**WHAT IS REQUIRED:**
Gather all lines with the word "School" in them.

**DATASET:**
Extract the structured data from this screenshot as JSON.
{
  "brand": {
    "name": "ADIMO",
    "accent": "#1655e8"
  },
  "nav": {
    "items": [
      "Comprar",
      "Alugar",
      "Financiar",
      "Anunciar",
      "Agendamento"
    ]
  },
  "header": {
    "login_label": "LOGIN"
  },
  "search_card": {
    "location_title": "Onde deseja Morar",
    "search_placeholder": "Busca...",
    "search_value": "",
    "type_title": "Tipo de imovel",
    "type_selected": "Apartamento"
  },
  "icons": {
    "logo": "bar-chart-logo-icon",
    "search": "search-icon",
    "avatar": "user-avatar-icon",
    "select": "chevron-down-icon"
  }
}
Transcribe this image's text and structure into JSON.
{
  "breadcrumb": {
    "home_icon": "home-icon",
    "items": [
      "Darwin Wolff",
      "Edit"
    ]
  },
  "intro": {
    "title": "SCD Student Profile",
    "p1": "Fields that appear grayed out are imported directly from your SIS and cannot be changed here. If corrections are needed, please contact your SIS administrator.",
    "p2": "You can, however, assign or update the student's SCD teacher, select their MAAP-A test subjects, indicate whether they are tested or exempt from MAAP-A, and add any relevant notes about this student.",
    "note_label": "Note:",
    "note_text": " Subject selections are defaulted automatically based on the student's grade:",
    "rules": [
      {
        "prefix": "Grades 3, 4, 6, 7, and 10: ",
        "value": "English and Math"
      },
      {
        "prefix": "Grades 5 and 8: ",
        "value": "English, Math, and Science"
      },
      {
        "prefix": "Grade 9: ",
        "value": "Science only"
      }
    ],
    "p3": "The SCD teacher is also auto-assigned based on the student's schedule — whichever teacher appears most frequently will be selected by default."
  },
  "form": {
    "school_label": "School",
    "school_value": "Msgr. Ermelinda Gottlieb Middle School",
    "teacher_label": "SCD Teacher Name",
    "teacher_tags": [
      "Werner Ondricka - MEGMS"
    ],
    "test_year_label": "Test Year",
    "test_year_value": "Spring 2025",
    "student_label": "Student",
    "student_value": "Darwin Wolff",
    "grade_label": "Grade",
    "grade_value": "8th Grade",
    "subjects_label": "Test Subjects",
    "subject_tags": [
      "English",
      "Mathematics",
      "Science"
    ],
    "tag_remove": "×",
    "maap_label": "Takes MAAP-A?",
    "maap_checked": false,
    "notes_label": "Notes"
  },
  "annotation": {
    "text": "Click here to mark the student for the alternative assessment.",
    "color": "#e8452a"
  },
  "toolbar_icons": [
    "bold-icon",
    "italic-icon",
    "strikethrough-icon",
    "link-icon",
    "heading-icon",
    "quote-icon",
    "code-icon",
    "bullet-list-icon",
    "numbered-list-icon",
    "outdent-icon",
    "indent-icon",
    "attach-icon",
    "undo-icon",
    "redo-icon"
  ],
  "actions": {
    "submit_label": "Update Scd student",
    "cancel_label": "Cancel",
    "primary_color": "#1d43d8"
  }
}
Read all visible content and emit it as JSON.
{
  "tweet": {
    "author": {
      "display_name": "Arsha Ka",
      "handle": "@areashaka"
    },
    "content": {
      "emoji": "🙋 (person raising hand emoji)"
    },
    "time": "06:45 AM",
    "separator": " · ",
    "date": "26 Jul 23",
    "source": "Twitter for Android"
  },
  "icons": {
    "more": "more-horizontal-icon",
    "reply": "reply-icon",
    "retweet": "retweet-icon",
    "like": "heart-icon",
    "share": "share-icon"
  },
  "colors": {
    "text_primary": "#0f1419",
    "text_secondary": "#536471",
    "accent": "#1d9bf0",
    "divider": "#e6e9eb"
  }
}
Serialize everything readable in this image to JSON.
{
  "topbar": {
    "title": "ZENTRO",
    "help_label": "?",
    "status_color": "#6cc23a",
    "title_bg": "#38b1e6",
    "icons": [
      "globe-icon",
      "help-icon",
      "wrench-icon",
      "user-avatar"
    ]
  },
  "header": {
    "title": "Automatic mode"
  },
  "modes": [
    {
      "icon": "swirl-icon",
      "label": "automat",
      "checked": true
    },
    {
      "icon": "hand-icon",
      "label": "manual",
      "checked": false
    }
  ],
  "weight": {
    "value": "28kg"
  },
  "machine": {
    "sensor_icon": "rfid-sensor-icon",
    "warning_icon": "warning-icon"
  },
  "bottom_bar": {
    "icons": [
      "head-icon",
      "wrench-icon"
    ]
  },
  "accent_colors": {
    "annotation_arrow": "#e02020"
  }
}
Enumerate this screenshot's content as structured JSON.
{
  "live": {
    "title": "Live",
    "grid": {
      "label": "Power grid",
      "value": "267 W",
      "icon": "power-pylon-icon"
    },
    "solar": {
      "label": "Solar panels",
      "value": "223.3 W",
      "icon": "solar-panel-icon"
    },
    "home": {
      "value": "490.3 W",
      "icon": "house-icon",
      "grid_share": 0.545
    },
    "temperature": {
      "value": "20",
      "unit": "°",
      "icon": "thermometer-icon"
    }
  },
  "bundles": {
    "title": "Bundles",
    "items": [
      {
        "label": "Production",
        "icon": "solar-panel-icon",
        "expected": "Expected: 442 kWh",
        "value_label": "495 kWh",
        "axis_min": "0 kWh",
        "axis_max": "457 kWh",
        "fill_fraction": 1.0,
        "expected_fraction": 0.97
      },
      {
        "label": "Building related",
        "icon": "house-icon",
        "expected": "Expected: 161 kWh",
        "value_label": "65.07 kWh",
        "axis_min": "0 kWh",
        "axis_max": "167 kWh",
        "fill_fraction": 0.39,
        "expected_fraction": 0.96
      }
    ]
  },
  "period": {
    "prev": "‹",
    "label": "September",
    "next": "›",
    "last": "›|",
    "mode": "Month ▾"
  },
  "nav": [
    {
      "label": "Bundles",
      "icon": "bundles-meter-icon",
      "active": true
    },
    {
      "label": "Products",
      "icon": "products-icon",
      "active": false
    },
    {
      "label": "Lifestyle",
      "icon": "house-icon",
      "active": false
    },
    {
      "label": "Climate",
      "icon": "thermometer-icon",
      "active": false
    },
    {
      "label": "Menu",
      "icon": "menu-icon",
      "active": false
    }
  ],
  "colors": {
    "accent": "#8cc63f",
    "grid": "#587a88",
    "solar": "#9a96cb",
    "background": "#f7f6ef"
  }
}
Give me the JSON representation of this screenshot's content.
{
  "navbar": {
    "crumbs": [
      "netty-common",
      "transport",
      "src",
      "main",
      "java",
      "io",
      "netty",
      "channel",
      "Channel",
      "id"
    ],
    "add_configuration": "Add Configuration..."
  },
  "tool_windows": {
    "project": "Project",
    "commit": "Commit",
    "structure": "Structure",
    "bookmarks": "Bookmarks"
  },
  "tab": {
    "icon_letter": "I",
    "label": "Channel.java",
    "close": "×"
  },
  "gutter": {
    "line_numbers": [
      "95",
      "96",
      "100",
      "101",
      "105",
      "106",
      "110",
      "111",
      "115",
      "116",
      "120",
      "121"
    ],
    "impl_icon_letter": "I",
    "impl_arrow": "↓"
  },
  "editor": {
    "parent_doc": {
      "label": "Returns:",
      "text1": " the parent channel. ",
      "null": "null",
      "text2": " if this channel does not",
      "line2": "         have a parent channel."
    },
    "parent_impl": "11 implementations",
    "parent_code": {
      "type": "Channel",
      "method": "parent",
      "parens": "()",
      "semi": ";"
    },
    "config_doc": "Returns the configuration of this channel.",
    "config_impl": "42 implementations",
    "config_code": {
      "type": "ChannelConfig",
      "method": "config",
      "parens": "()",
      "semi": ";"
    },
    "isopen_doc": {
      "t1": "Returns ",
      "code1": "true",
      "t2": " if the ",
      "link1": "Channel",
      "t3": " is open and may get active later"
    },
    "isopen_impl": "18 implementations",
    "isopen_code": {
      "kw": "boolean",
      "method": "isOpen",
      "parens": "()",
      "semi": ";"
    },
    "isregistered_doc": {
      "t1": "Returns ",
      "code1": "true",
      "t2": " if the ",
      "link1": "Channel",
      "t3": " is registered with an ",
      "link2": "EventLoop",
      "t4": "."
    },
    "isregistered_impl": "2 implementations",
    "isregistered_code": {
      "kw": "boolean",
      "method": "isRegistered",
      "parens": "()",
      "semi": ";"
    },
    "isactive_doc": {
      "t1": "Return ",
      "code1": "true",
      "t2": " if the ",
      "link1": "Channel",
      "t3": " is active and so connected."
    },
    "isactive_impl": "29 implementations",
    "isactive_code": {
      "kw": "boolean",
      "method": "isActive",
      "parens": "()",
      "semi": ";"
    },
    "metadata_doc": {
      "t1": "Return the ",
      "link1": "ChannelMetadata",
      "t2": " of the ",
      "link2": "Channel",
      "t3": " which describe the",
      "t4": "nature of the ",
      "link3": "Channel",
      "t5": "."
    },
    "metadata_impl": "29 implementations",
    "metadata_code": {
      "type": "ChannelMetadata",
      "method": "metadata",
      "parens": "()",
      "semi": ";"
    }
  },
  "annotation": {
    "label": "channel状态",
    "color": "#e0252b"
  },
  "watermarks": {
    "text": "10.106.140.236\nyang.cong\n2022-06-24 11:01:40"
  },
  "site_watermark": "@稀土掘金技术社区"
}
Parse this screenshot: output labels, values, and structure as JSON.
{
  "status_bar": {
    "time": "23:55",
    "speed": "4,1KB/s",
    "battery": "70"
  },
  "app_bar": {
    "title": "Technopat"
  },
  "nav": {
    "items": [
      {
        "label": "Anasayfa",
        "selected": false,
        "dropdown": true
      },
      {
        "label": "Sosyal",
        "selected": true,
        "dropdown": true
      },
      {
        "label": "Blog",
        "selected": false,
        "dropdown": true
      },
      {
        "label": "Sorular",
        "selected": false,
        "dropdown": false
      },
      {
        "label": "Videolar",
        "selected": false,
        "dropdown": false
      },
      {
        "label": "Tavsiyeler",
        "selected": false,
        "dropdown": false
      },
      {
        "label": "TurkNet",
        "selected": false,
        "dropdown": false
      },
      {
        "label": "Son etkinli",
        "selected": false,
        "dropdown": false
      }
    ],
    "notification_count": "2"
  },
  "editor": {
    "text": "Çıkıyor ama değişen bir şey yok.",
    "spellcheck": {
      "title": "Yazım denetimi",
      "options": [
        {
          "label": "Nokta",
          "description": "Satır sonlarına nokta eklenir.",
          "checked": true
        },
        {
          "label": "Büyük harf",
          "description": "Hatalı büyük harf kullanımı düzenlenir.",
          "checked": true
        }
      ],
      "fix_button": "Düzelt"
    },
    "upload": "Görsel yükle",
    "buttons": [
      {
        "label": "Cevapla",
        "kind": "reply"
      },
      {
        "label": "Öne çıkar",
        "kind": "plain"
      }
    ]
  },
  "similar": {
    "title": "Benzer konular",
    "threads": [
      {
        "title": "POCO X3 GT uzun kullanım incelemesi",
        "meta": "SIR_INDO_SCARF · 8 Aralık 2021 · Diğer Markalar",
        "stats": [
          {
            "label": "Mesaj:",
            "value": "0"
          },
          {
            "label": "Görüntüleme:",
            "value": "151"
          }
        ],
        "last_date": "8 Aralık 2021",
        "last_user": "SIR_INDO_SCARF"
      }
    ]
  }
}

**CORRECT ANSWER:**
    "school_label": "School",
    "school_value": "Msgr. Ermelinda Gottlieb Middle School",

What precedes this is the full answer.